'''

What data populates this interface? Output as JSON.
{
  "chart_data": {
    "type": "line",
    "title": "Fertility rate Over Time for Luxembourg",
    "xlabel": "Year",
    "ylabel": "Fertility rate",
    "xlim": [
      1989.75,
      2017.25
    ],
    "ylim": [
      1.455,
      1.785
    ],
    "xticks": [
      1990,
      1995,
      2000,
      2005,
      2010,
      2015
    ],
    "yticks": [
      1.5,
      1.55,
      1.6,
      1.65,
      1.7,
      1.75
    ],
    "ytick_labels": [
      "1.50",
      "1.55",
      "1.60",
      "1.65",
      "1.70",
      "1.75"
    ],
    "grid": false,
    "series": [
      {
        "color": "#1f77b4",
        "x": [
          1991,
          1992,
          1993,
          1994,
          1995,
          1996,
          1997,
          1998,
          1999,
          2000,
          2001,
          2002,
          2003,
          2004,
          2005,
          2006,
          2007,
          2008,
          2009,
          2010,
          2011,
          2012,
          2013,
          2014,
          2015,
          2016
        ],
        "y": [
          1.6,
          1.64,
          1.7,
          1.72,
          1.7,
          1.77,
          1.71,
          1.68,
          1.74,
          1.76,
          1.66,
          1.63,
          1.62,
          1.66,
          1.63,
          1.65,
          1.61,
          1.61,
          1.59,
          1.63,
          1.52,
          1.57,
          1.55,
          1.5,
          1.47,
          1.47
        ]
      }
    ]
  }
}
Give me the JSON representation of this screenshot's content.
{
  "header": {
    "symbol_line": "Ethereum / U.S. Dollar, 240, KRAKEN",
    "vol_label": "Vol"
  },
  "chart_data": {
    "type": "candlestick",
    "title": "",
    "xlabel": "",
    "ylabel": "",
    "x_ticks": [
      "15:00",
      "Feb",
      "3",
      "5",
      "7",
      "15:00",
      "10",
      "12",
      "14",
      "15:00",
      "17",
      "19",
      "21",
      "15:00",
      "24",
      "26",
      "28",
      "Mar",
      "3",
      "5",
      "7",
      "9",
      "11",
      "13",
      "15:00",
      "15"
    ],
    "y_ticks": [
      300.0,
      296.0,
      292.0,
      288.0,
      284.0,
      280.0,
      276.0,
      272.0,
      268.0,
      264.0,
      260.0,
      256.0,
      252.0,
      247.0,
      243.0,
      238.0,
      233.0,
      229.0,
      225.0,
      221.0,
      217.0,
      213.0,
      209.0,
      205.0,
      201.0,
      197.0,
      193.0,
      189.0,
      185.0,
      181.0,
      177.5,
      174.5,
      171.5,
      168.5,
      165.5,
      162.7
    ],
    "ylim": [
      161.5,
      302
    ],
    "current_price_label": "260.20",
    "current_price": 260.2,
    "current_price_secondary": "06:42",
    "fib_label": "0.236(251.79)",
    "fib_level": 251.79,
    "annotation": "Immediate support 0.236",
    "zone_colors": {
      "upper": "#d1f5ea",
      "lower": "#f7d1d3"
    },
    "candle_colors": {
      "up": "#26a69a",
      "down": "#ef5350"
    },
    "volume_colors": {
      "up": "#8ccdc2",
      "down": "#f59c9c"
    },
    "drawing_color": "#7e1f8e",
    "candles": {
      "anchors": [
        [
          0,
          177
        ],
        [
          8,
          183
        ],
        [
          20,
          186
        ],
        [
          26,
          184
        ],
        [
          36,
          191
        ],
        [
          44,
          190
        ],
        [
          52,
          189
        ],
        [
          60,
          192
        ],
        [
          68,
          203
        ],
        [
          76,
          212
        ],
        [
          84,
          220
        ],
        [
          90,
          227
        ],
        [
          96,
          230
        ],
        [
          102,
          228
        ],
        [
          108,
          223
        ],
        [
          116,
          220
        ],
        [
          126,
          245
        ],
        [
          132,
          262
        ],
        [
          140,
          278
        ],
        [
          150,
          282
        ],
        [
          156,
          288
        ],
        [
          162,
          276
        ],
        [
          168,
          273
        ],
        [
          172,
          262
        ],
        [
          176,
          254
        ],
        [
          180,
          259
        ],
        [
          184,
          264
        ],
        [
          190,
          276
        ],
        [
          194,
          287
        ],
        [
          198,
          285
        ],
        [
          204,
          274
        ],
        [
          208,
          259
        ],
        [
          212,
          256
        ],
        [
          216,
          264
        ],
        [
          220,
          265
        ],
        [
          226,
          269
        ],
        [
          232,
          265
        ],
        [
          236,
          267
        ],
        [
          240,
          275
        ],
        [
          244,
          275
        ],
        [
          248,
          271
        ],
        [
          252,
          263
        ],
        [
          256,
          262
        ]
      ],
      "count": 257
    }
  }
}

'''

To be done: Your task is to repeat every line exactly.

Result of this exercise:
What data populates this interface? Output as JSON.
{
  "chart_data": {
    "type": "line",
    "title": "Fertility rate Over Time for Luxembourg",
    "xlabel": "Year",
    "ylabel": "Fertility rate",
    "xlim": [
      1989.75,
      2017.25
    ],
    "ylim": [
      1.455,
      1.785
    ],
    "xticks": [
      1990,
      1995,
      2000,
      2005,
      2010,
      2015
    ],
    "yticks": [
      1.5,
      1.55,
      1.6,
      1.65,
      1.7,
      1.75
    ],
    "ytick_labels": [
      "1.50",
      "1.55",
      "1.60",
      "1.65",
      "1.70",
      "1.75"
    ],
    "grid": false,
    "series": [
      {
        "color": "#1f77b4",
        "x": [
          1991,
          1992,
          1993,
          1994,
          1995,
          1996,
          1997,
          1998,
          1999,
          2000,
          2001,
          2002,
          2003,
          2004,
          2005,
          2006,
          2007,
          2008,
          2009,
          2010,
          2011,
          2012,
          2013,
          2014,
          2015,
          2016
        ],
        "y": [
          1.6,
          1.64,
          1.7,
          1.72,
          1.7,
          1.77,
          1.71,
          1.68,
          1.74,
          1.76,
          1.66,
          1.63,
          1.62,
          1.66,
          1.63,
          1.65,
          1.61,
          1.61,
          1.59,
          1.63,
          1.52,
          1.57,
          1.55,
          1.5,
          1.47,
          1.47
        ]
      }
    ]
  }
}
Give me the JSON representation of this screenshot's content.
{
  "header": {
    "symbol_line": "Ethereum / U.S. Dollar, 240, KRAKEN",
    "vol_label": "Vol"
  },
  "chart_data": {
    "type": "candlestick",
    "title": "",
    "xlabel": "",
    "ylabel": "",
    "x_ticks": [
      "15:00",
      "Feb",
      "3",
      "5",
      "7",
      "15:00",
      "10",
      "12",
      "14",
      "15:00",
      "17",
      "19",
      "21",
      "15:00",
      "24",
      "26",
      "28",
      "Mar",
      "3",
      "5",
      "7",
      "9",
      "11",
      "13",
      "15:00",
      "15"
    ],
    "y_ticks": [
      300.0,
      296.0,
      292.0,
      288.0,
      284.0,
      280.0,
      276.0,
      272.0,
      268.0,
      264.0,
      260.0,
      256.0,
      252.0,
      247.0,
      243.0,
      238.0,
      233.0,
      229.0,
      225.0,
      221.0,
      217.0,
      213.0,
      209.0,
      205.0,
      201.0,
      197.0,
      193.0,
      189.0,
      185.0,
      181.0,
      177.5,
      174.5,
      171.5,
      168.5,
      165.5,
      162.7
    ],
    "ylim": [
      161.5,
      302
    ],
    "current_price_label": "260.20",
    "current_price": 260.2,
    "current_price_secondary": "06:42",
    "fib_label": "0.236(251.79)",
    "fib_level": 251.79,
    "annotation": "Immediate support 0.236",
    "zone_colors": {
      "upper": "#d1f5ea",
      "lower": "#f7d1d3"
    },
    "candle_colors": {
      "up": "#26a69a",
      "down": "#ef5350"
    },
    "volume_colors": {
      "up": "#8ccdc2",
      "down": "#f59c9c"
    },
    "drawing_color": "#7e1f8e",
    "candles": {
      "anchors": [
        [
          0,
          177
        ],
        [
          8,
          183
        ],
        [
          20,
          186
        ],
        [
          26,
          184
        ],
        [
          36,
          191
        ],
        [
          44,
          190
        ],
        [
          52,
          189
        ],
        [
          60,
          192
        ],
        [
          68,
          203
        ],
        [
          76,
          212
        ],
        [
          84,
          220
        ],
        [
          90,
          227
        ],
        [
          96,
          230
        ],
        [
          102,
          228
        ],
        [
          108,
          223
        ],
        [
          116,
          220
        ],
        [
          126,
          245
        ],
        [
          132,
          262
        ],
        [
          140,
          278
        ],
        [
          150,
          282
        ],
        [
          156,
          288
        ],
        [
          162,
          276
        ],
        [
          168,
          273
        ],
        [
          172,
          262
        ],
        [
          176,
          254
        ],
        [
          180,
          259
        ],
        [
          184,
          264
        ],
        [
          190,
          276
        ],
        [
          194,
          287
        ],
        [
          198,
          285
        ],
        [
          204,
          274
        ],
        [
          208,
          259
        ],
        [
          212,
          256
        ],
        [
          216,
          264
        ],
        [
          220,
          265
        ],
        [
          226,
          269
        ],
        [
          232,
          265
        ],
        [
          236,
          267
        ],
        [
          240,
          275
        ],
        [
          244,
          275
        ],
        [
          248,
          271
        ],
        [
          252,
          263
        ],
        [
          256,
          262
        ]
      ],
      "count": 257
    }
  }
}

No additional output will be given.